■ **Extracted records**:
— begin —
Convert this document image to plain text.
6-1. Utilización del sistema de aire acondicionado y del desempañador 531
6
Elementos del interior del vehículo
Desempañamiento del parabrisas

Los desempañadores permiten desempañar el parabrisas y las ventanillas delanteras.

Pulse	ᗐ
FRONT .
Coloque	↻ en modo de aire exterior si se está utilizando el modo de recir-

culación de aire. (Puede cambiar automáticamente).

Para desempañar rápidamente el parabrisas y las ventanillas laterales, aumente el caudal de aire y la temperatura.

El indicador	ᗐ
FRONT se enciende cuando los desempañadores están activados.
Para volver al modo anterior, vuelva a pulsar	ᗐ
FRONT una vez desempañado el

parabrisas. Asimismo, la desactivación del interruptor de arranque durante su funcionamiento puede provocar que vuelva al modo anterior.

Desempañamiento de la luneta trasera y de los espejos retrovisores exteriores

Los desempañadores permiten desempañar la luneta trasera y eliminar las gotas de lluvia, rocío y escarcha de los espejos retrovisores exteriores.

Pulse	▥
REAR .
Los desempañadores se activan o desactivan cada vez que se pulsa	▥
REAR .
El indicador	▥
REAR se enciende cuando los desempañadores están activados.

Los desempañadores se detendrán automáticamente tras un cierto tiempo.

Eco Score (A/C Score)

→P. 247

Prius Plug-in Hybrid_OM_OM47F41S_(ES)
— end —
■ **The exercise**: From the records above, extract every entry exactly as given.

■ **Full output**:
Convert this document image to plain text.
6-1. Utilización del sistema de aire acondicionado y del desempañador 531
6
Elementos del interior del vehículo
Desempañamiento del parabrisas

Los desempañadores permiten desempañar el parabrisas y las ventanillas delanteras.

Pulse	ᗐ
FRONT .
Coloque	↻ en modo de aire exterior si se está utilizando el modo de recir-

culación de aire. (Puede cambiar automáticamente).

Para desempañar rápidamente el parabrisas y las ventanillas laterales, aumente el caudal de aire y la temperatura.

El indicador	ᗐ
FRONT se enciende cuando los desempañadores están activados.
Para volver al modo anterior, vuelva a pulsar	ᗐ
FRONT una vez desempañado el

parabrisas. Asimismo, la desactivación del interruptor de arranque durante su funcionamiento puede provocar que vuelva al modo anterior.

Desempañamiento de la luneta trasera y de los espejos retrovisores exteriores

Los desempañadores permiten desempañar la luneta trasera y eliminar las gotas de lluvia, rocío y escarcha de los espejos retrovisores exteriores.

Pulse	▥
REAR .
Los desempañadores se activan o desactivan cada vez que se pulsa	▥
REAR .
El indicador	▥
REAR se enciende cuando los desempañadores están activados.

Los desempañadores se detendrán automáticamente tras un cierto tiempo.

Eco Score (A/C Score)

→P. 247

Prius Plug-in Hybrid_OM_OM47F41S_(ES)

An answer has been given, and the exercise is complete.